## STATED PROBLEM
Find how many lines in the data below include the word "name", then write only that number.

## DATA TO PROCESS
──────
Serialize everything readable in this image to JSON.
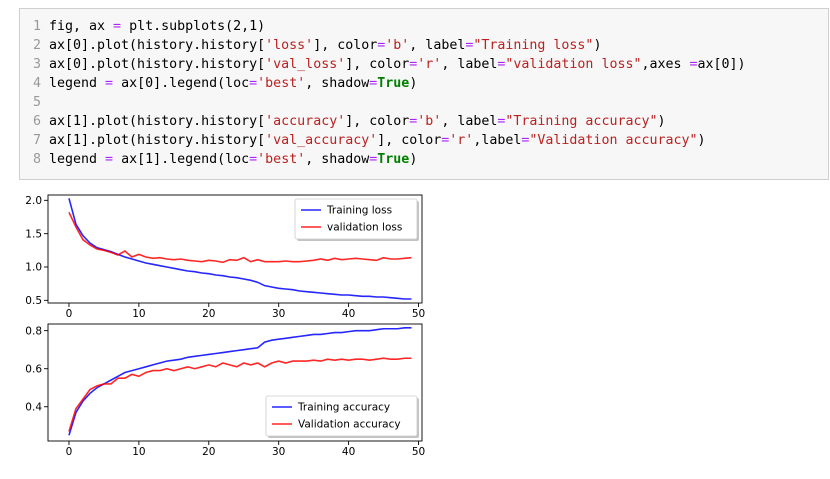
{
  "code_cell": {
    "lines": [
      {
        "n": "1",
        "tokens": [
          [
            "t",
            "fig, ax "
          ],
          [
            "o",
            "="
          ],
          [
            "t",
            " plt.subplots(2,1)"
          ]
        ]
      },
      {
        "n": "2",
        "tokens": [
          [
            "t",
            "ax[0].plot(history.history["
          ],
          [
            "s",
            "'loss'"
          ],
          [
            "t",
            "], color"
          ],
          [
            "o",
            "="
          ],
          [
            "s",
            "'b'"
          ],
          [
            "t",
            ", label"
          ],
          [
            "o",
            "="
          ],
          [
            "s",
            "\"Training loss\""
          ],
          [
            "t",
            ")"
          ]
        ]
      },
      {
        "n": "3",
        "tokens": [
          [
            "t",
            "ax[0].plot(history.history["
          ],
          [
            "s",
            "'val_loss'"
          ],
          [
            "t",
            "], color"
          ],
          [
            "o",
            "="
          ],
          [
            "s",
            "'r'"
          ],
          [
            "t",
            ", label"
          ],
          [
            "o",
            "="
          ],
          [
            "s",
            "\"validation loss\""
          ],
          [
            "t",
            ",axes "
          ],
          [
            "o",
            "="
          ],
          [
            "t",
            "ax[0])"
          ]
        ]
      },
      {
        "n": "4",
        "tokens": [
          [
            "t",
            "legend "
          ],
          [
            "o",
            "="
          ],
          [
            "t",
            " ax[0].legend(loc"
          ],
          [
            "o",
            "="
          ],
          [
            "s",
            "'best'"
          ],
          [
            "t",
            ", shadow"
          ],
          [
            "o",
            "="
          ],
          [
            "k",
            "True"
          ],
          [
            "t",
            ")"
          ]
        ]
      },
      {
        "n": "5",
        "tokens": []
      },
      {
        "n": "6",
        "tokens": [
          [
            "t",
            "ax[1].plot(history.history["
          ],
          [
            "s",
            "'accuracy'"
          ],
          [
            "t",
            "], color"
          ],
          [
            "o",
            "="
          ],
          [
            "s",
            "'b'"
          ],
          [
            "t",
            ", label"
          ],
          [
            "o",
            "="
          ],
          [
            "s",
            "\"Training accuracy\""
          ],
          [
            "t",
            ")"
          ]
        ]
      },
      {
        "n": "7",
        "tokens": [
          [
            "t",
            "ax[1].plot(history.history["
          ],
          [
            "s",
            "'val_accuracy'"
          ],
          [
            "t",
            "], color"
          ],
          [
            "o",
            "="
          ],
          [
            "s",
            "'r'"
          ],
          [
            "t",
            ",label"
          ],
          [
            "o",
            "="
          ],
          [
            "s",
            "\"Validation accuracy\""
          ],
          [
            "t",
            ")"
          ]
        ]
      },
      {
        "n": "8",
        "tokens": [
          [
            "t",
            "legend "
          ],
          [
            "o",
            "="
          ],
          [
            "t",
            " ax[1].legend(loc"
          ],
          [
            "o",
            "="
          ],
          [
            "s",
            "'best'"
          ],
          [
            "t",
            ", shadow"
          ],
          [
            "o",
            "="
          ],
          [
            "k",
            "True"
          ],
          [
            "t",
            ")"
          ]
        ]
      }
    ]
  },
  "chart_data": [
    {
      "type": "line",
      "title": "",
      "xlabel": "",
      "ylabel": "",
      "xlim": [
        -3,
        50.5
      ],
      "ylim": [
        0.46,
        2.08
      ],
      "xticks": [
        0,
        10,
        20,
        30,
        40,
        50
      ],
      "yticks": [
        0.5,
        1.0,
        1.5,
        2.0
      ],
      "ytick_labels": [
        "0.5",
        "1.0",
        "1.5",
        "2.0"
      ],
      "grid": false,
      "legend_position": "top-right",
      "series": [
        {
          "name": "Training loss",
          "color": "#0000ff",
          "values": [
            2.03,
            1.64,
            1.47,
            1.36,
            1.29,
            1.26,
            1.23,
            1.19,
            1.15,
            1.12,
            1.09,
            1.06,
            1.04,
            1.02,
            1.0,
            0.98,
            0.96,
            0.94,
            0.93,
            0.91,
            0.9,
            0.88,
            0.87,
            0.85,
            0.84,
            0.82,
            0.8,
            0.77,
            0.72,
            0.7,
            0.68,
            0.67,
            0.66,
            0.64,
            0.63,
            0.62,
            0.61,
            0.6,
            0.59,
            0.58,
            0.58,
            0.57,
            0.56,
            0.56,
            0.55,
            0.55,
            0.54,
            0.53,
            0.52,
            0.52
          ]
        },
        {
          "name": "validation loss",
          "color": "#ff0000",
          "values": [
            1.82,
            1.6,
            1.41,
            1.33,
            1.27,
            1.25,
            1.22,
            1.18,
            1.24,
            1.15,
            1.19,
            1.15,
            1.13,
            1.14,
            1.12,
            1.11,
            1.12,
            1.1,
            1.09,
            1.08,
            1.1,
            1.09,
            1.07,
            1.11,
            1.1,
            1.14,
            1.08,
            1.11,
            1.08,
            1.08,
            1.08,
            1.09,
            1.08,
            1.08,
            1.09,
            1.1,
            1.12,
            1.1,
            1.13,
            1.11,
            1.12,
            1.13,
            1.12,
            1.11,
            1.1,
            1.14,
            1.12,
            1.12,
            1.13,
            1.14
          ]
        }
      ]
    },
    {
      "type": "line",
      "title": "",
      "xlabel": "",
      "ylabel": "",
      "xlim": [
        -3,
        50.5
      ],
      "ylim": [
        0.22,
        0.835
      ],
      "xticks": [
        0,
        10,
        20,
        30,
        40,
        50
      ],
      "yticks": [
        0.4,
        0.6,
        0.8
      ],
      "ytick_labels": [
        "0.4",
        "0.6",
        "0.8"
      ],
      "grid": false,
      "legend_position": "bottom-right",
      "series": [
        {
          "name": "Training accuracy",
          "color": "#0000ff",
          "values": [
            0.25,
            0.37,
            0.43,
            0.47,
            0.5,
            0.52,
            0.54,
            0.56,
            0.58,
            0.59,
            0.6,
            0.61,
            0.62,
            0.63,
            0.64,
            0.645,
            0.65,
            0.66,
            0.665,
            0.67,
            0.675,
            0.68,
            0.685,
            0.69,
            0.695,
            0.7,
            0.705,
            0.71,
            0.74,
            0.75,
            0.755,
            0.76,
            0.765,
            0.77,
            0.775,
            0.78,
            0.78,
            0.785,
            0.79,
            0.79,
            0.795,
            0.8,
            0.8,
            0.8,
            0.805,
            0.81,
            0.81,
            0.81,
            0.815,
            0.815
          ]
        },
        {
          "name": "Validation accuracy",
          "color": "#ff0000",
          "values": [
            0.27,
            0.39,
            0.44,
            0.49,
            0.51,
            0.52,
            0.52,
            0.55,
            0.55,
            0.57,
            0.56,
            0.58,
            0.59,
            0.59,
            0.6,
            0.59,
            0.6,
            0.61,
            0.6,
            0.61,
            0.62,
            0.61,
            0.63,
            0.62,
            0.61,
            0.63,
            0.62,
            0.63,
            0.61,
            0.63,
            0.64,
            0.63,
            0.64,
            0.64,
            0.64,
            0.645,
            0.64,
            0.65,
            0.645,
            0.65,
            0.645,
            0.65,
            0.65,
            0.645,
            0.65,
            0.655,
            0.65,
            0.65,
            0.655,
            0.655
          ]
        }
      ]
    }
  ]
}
──────
## PROBLEM SOLUTION
4